- _OBJECTIVE_:
Omit every image, and transcribe the remaining entries exactly as given.

(Data excerpts)
>> begin

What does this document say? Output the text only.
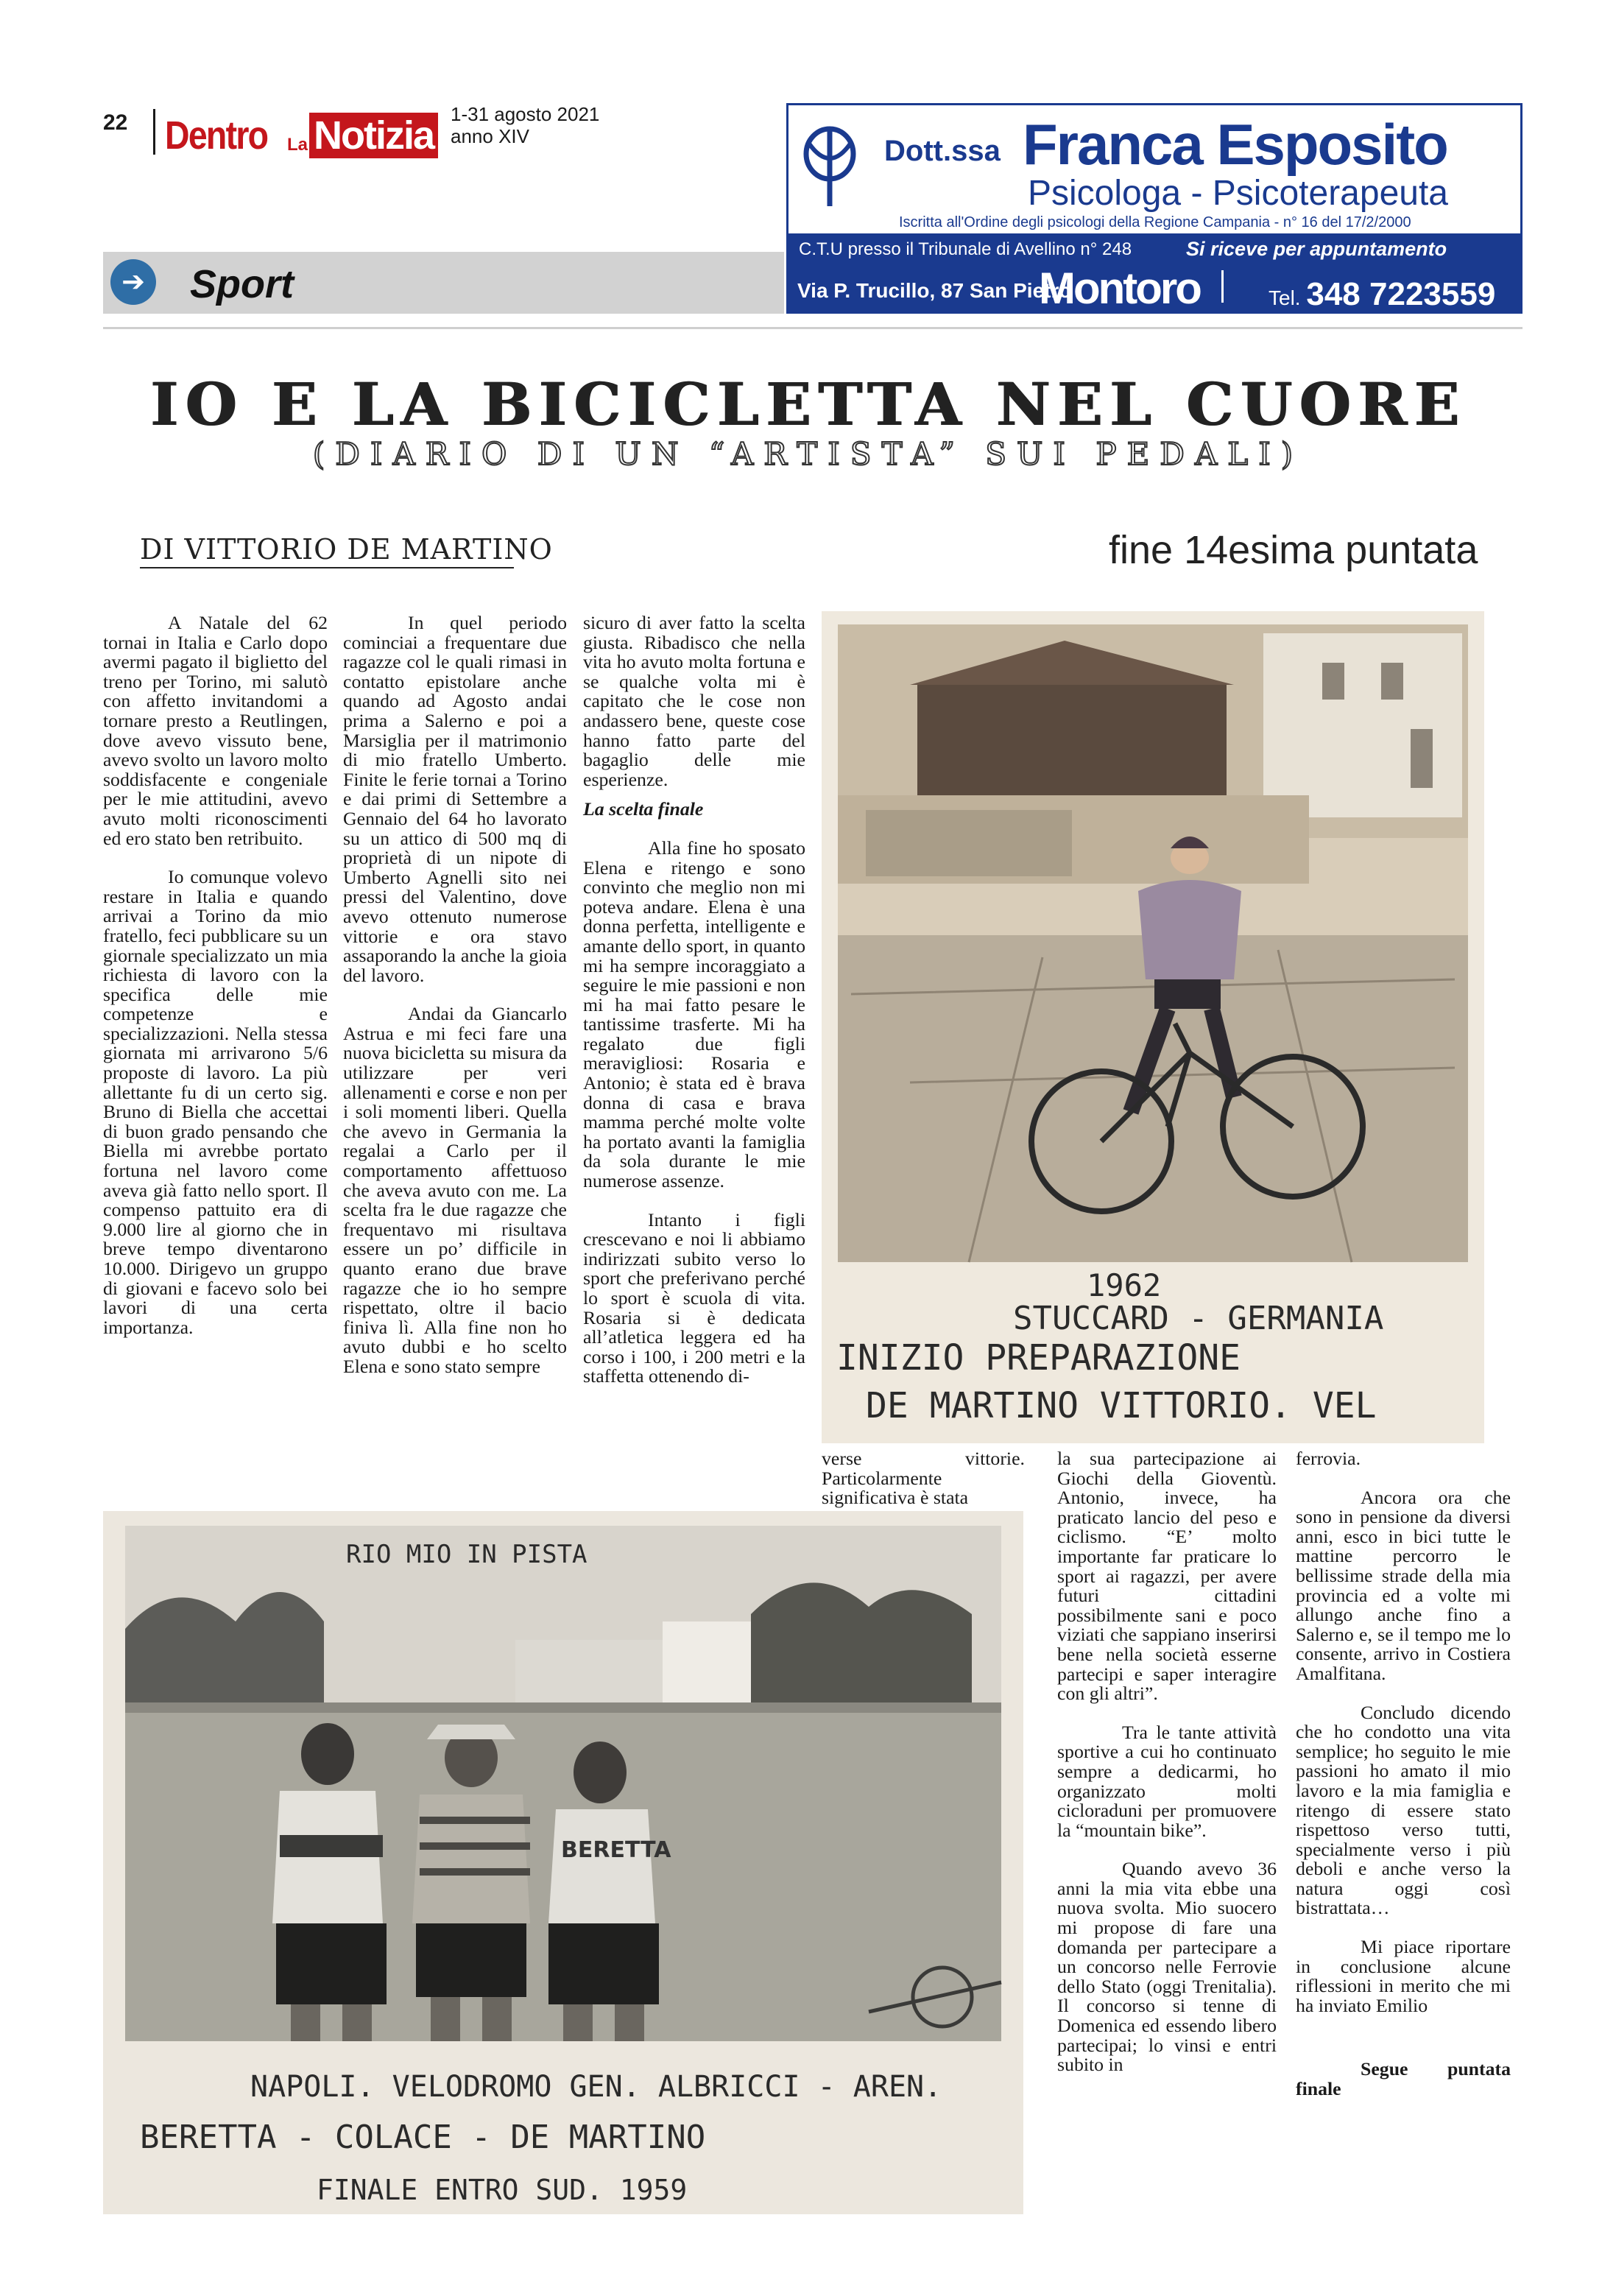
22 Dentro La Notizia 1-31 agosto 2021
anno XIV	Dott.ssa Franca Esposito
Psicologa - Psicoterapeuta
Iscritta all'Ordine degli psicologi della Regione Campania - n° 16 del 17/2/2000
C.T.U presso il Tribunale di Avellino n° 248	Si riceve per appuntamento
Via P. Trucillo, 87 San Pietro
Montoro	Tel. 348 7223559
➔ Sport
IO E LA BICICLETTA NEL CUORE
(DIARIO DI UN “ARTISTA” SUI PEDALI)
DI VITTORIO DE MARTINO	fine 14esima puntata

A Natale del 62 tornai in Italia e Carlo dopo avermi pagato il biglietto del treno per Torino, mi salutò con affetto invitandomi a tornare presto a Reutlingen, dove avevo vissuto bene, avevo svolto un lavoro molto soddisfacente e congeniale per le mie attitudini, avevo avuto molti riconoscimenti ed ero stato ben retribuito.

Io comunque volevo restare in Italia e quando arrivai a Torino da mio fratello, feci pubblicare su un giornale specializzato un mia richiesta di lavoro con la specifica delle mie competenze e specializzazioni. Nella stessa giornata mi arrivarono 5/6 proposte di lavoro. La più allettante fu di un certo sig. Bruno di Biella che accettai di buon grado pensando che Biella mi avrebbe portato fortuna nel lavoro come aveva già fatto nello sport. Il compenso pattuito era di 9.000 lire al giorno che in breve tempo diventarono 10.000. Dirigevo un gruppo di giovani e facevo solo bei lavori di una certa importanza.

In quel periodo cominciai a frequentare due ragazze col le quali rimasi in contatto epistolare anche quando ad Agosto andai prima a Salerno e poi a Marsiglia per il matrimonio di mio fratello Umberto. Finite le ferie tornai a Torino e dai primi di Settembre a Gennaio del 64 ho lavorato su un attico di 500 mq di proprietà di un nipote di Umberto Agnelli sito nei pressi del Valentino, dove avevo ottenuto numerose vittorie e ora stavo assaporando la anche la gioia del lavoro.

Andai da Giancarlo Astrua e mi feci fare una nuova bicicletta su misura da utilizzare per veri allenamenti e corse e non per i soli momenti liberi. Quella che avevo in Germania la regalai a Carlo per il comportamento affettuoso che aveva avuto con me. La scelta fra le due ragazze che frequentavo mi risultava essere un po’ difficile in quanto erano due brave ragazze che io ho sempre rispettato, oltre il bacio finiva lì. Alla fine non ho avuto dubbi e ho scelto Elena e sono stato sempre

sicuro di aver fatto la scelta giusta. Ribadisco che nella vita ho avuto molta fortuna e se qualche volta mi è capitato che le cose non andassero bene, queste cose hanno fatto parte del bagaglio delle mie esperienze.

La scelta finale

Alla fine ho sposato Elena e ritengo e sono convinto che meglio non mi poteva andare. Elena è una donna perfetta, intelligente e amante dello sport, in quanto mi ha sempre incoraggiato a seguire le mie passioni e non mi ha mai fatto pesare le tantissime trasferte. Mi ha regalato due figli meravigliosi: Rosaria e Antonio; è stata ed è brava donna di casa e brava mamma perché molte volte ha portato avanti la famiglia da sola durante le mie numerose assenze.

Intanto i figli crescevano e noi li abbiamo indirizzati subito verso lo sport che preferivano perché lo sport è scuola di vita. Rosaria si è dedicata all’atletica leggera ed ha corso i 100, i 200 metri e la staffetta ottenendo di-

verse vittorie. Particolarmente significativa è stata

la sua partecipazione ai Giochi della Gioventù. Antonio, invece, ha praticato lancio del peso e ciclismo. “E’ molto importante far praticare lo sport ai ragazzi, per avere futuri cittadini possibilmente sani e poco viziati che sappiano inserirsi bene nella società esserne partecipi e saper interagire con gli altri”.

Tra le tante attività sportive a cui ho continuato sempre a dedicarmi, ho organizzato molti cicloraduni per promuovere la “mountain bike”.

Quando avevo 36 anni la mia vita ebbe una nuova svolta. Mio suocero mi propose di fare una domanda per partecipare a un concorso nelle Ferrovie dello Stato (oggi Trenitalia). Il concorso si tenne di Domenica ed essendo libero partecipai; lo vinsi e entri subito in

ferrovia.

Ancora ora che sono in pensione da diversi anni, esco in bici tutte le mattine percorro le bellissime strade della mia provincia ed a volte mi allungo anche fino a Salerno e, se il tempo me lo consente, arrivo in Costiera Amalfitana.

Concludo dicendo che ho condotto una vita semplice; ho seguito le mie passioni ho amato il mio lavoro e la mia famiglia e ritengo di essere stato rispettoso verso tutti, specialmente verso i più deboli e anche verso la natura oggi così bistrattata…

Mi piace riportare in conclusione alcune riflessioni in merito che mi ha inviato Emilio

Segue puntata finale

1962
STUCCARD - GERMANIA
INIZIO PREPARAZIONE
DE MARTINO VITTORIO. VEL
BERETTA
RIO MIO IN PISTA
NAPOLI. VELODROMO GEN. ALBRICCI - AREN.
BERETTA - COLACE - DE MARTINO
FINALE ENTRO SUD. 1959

>> end

- _RESPONSE BELOW_:
What does this document say? Output the text only.
22 Dentro La Notizia 1-31 agosto 2021
anno XIV	Dott.ssa Franca Esposito
Psicologa - Psicoterapeuta
Iscritta all'Ordine degli psicologi della Regione Campania - n° 16 del 17/2/2000
C.T.U presso il Tribunale di Avellino n° 248	Si riceve per appuntamento
Via P. Trucillo, 87 San Pietro
Montoro	Tel. 348 7223559
➔ Sport
IO E LA BICICLETTA NEL CUORE
(DIARIO DI UN “ARTISTA” SUI PEDALI)
DI VITTORIO DE MARTINO	fine 14esima puntata

A Natale del 62 tornai in Italia e Carlo dopo avermi pagato il biglietto del treno per Torino, mi salutò con affetto invitandomi a tornare presto a Reutlingen, dove avevo vissuto bene, avevo svolto un lavoro molto soddisfacente e congeniale per le mie attitudini, avevo avuto molti riconoscimenti ed ero stato ben retribuito.

Io comunque volevo restare in Italia e quando arrivai a Torino da mio fratello, feci pubblicare su un giornale specializzato un mia richiesta di lavoro con la specifica delle mie competenze e specializzazioni. Nella stessa giornata mi arrivarono 5/6 proposte di lavoro. La più allettante fu di un certo sig. Bruno di Biella che accettai di buon grado pensando che Biella mi avrebbe portato fortuna nel lavoro come aveva già fatto nello sport. Il compenso pattuito era di 9.000 lire al giorno che in breve tempo diventarono 10.000. Dirigevo un gruppo di giovani e facevo solo bei lavori di una certa importanza.

In quel periodo cominciai a frequentare due ragazze col le quali rimasi in contatto epistolare anche quando ad Agosto andai prima a Salerno e poi a Marsiglia per il matrimonio di mio fratello Umberto. Finite le ferie tornai a Torino e dai primi di Settembre a Gennaio del 64 ho lavorato su un attico di 500 mq di proprietà di un nipote di Umberto Agnelli sito nei pressi del Valentino, dove avevo ottenuto numerose vittorie e ora stavo assaporando la anche la gioia del lavoro.

Andai da Giancarlo Astrua e mi feci fare una nuova bicicletta su misura da utilizzare per veri allenamenti e corse e non per i soli momenti liberi. Quella che avevo in Germania la regalai a Carlo per il comportamento affettuoso che aveva avuto con me. La scelta fra le due ragazze che frequentavo mi risultava essere un po’ difficile in quanto erano due brave ragazze che io ho sempre rispettato, oltre il bacio finiva lì. Alla fine non ho avuto dubbi e ho scelto Elena e sono stato sempre

sicuro di aver fatto la scelta giusta. Ribadisco che nella vita ho avuto molta fortuna e se qualche volta mi è capitato che le cose non andassero bene, queste cose hanno fatto parte del bagaglio delle mie esperienze.

La scelta finale

Alla fine ho sposato Elena e ritengo e sono convinto che meglio non mi poteva andare. Elena è una donna perfetta, intelligente e amante dello sport, in quanto mi ha sempre incoraggiato a seguire le mie passioni e non mi ha mai fatto pesare le tantissime trasferte. Mi ha regalato due figli meravigliosi: Rosaria e Antonio; è stata ed è brava donna di casa e brava mamma perché molte volte ha portato avanti la famiglia da sola durante le mie numerose assenze.

Intanto i figli crescevano e noi li abbiamo indirizzati subito verso lo sport che preferivano perché lo sport è scuola di vita. Rosaria si è dedicata all’atletica leggera ed ha corso i 100, i 200 metri e la staffetta ottenendo di-

verse vittorie. Particolarmente significativa è stata

la sua partecipazione ai Giochi della Gioventù. Antonio, invece, ha praticato lancio del peso e ciclismo. “E’ molto importante far praticare lo sport ai ragazzi, per avere futuri cittadini possibilmente sani e poco viziati che sappiano inserirsi bene nella società esserne partecipi e saper interagire con gli altri”.

Tra le tante attività sportive a cui ho continuato sempre a dedicarmi, ho organizzato molti cicloraduni per promuovere la “mountain bike”.

Quando avevo 36 anni la mia vita ebbe una nuova svolta. Mio suocero mi propose di fare una domanda per partecipare a un concorso nelle Ferrovie dello Stato (oggi Trenitalia). Il concorso si tenne di Domenica ed essendo libero partecipai; lo vinsi e entri subito in

ferrovia.

Ancora ora che sono in pensione da diversi anni, esco in bici tutte le mattine percorro le bellissime strade della mia provincia ed a volte mi allungo anche fino a Salerno e, se il tempo me lo consente, arrivo in Costiera Amalfitana.

Concludo dicendo che ho condotto una vita semplice; ho seguito le mie passioni ho amato il mio lavoro e la mia famiglia e ritengo di essere stato rispettoso verso tutti, specialmente verso i più deboli e anche verso la natura oggi così bistrattata…

Mi piace riportare in conclusione alcune riflessioni in merito che mi ha inviato Emilio

Segue puntata finale

1962
STUCCARD - GERMANIA
INIZIO PREPARAZIONE
DE MARTINO VITTORIO. VEL
BERETTA
RIO MIO IN PISTA
NAPOLI. VELODROMO GEN. ALBRICCI - AREN.
BERETTA - COLACE - DE MARTINO
FINALE ENTRO SUD. 1959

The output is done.